The relevant OpenTelemetry repository maintainers, supported by the Security SIG and OpenTelemetry Technical Committee (TC), are responsible for responding to the incident including internal communication and external disclosure.
Supported Versions
The OTel project provides community support only for the last overall minor
version: bug fixes are released either as part of the next minor version or as
an on-demand patch version. Independent of which version is next, all patch
versions are cumulative, meaning that they represent the state of our main
branch at the moment of the release. For instance, if the latest version is
0.10.0, bug fixes are released either as part of 0.11.0 or 0.10.1.
Security fixes are given priority and might be enough to cause a new version to be released. Each repository is entitled to establish their own complementary processes. The Security SIG in conjunction with the TC can advise in case clarifications are required.

WORK ORDER: According to the OpenTelemetry text, if the latest version is 0.10.0, which versions could include bug fixes? Rely only on the OpenTelemetry text.

MATERIAL SUPPLIED:
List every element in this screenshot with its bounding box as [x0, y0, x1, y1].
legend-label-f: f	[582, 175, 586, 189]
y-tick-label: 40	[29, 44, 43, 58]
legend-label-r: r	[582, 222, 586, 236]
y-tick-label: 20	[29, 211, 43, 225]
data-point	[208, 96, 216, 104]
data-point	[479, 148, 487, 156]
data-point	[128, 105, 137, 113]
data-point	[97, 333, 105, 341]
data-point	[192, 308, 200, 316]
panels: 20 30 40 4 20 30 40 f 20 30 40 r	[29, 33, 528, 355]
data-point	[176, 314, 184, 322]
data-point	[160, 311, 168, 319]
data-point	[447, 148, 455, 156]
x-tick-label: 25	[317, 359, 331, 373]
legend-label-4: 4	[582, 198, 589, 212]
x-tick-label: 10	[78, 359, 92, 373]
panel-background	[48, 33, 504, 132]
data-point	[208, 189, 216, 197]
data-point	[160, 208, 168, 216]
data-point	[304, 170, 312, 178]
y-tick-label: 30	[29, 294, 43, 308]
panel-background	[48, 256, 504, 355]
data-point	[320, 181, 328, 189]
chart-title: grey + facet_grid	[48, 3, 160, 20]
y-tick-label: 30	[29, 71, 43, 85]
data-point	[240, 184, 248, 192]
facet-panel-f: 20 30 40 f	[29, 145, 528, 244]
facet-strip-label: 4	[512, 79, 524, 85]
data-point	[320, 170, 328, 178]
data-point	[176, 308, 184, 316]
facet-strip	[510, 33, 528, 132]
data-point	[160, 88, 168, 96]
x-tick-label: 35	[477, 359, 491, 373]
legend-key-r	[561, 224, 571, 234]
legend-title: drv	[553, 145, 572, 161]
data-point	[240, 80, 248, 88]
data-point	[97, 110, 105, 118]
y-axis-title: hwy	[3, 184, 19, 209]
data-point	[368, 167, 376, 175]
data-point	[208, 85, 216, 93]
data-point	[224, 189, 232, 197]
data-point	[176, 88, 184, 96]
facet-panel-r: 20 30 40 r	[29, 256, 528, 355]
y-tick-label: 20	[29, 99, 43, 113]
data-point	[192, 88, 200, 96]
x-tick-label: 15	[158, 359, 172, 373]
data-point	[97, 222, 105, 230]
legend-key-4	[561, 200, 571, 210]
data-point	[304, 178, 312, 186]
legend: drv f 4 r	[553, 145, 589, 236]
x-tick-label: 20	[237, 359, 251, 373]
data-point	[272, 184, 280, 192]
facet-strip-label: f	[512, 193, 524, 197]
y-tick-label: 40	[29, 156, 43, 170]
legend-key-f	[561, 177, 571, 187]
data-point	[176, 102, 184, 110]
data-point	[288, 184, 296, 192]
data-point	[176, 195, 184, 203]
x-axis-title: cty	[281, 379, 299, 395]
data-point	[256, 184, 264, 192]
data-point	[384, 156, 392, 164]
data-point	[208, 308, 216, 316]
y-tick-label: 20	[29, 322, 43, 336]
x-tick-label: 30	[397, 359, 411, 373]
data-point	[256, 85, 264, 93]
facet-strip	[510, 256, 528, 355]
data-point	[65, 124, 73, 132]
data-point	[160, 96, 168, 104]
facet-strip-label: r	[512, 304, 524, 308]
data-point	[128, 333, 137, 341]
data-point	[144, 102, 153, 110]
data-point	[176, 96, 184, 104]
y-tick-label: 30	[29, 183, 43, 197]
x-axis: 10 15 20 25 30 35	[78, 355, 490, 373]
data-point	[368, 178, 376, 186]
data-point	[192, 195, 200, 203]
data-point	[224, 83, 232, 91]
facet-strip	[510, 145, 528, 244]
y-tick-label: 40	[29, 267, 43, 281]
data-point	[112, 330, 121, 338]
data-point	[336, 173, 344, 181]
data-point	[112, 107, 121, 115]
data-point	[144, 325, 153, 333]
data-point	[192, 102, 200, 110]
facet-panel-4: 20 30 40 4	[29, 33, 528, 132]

OUTPUT OF THE EXERCISE: Either 0.11.0 or 0.10.1.